[SHORT PROBLEM] Copy each line of the entries beneath that contains the word "Trip".

(Stored data)
>>>

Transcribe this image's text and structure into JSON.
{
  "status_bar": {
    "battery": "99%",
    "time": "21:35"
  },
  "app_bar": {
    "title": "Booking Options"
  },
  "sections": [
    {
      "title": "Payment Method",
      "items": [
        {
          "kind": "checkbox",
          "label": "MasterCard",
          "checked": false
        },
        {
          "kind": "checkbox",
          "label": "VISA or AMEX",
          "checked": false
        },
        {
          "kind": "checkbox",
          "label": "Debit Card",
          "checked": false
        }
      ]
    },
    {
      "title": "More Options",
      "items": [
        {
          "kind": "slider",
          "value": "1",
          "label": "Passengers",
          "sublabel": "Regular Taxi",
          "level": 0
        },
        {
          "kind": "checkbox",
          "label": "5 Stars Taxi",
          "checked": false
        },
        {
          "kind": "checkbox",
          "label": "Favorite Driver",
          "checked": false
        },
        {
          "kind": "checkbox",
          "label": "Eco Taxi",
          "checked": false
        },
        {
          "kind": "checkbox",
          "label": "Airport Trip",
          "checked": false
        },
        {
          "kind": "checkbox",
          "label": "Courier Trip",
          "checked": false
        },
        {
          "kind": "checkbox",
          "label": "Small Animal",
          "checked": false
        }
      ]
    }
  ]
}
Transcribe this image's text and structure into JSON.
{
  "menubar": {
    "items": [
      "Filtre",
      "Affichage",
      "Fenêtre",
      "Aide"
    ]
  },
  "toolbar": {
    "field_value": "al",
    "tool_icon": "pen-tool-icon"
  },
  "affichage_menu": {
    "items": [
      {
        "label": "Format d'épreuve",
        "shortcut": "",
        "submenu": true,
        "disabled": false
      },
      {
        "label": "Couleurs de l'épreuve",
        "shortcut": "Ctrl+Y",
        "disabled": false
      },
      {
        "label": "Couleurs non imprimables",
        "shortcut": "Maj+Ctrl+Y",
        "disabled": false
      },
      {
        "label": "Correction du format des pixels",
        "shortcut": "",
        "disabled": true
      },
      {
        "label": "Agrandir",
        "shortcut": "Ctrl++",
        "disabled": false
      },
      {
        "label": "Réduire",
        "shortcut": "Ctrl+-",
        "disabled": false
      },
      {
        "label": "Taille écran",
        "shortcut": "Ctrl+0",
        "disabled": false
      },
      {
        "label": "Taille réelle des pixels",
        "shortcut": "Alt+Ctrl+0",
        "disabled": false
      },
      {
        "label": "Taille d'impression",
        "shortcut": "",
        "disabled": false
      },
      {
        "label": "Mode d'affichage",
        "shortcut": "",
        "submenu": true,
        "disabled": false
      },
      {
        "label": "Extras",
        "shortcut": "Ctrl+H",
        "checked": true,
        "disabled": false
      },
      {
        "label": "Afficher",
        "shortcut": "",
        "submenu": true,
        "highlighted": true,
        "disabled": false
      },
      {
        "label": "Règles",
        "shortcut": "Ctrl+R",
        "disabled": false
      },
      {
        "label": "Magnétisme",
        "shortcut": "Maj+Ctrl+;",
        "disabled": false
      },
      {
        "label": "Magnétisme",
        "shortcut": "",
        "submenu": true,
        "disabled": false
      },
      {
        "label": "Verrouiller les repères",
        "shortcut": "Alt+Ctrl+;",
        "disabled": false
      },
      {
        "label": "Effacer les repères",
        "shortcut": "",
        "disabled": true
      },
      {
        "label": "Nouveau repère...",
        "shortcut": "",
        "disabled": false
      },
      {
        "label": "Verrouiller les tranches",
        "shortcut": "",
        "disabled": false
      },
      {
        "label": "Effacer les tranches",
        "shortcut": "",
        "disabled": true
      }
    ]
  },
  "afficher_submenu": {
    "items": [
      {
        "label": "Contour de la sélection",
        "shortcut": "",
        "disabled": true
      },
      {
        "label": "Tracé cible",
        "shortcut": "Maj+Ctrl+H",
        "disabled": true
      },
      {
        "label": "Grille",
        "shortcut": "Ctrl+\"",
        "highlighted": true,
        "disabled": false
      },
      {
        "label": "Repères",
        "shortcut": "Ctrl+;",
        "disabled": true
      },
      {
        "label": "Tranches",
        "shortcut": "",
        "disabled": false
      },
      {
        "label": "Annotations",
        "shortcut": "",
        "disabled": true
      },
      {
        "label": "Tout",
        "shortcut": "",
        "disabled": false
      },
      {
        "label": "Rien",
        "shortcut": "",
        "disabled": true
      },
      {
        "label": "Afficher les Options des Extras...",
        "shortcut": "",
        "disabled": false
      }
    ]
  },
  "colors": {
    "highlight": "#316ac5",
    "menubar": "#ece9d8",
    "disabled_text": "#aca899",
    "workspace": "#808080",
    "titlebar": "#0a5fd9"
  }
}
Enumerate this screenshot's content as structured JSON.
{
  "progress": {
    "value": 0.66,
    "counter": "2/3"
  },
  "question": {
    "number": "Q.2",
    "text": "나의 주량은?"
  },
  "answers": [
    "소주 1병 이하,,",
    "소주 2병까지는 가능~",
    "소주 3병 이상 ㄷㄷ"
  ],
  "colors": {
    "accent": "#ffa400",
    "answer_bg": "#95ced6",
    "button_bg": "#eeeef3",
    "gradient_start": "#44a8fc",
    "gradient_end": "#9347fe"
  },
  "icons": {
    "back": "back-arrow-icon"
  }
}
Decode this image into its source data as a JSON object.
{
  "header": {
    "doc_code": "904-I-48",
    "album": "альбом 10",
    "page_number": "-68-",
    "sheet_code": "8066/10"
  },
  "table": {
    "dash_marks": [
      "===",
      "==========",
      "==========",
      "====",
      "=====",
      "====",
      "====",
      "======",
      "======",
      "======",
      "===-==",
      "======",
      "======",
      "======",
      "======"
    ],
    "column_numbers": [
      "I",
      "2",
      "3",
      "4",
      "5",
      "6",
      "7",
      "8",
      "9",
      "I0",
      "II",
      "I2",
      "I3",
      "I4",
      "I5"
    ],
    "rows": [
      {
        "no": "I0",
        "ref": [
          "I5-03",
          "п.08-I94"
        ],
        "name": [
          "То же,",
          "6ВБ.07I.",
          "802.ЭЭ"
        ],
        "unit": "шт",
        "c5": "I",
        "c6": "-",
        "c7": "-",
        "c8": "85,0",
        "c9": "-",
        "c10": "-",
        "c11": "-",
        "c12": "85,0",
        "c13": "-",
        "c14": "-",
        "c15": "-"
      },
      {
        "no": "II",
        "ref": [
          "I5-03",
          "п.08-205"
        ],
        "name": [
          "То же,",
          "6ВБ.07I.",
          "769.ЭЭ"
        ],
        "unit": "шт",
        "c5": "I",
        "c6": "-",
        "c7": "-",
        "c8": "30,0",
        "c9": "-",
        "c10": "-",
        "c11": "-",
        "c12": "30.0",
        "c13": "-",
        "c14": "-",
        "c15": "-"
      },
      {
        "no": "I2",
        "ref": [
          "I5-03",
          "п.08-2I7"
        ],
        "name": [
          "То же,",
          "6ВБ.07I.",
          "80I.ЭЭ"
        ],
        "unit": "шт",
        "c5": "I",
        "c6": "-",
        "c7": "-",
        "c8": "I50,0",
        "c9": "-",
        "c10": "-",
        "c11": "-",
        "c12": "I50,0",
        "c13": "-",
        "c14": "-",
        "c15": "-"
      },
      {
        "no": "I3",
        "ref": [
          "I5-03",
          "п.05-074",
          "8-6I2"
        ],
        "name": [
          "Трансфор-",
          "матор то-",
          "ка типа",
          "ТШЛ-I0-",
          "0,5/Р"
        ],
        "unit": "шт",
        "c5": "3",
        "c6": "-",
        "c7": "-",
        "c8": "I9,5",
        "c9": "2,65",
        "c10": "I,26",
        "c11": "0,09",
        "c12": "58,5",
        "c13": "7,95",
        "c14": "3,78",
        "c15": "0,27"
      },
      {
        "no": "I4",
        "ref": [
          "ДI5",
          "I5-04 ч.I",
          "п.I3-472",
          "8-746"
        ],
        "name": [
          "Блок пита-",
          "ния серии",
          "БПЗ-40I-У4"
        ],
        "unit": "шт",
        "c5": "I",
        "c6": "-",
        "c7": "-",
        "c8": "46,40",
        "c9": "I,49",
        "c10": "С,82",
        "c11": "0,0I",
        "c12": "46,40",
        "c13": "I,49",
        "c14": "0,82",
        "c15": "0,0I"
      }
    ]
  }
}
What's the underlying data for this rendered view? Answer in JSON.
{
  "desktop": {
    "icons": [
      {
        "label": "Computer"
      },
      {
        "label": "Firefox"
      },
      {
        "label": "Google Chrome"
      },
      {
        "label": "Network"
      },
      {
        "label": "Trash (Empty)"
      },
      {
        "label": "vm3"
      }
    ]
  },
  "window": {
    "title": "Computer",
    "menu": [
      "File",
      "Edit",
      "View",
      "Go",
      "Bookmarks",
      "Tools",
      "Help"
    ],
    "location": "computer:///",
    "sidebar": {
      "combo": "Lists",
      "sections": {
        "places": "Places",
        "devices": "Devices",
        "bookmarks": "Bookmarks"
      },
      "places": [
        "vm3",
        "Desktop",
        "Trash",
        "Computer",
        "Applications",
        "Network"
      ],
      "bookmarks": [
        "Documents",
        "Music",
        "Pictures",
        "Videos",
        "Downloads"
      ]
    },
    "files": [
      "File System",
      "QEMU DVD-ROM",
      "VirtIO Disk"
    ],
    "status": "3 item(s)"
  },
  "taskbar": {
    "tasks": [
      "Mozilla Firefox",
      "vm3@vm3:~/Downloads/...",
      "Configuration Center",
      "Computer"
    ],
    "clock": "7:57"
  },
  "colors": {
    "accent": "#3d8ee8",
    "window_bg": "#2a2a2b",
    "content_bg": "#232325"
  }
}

<<<

[WRITTEN ANSWER]
          "label": "Airport Trip",
          "label": "Courier Trip",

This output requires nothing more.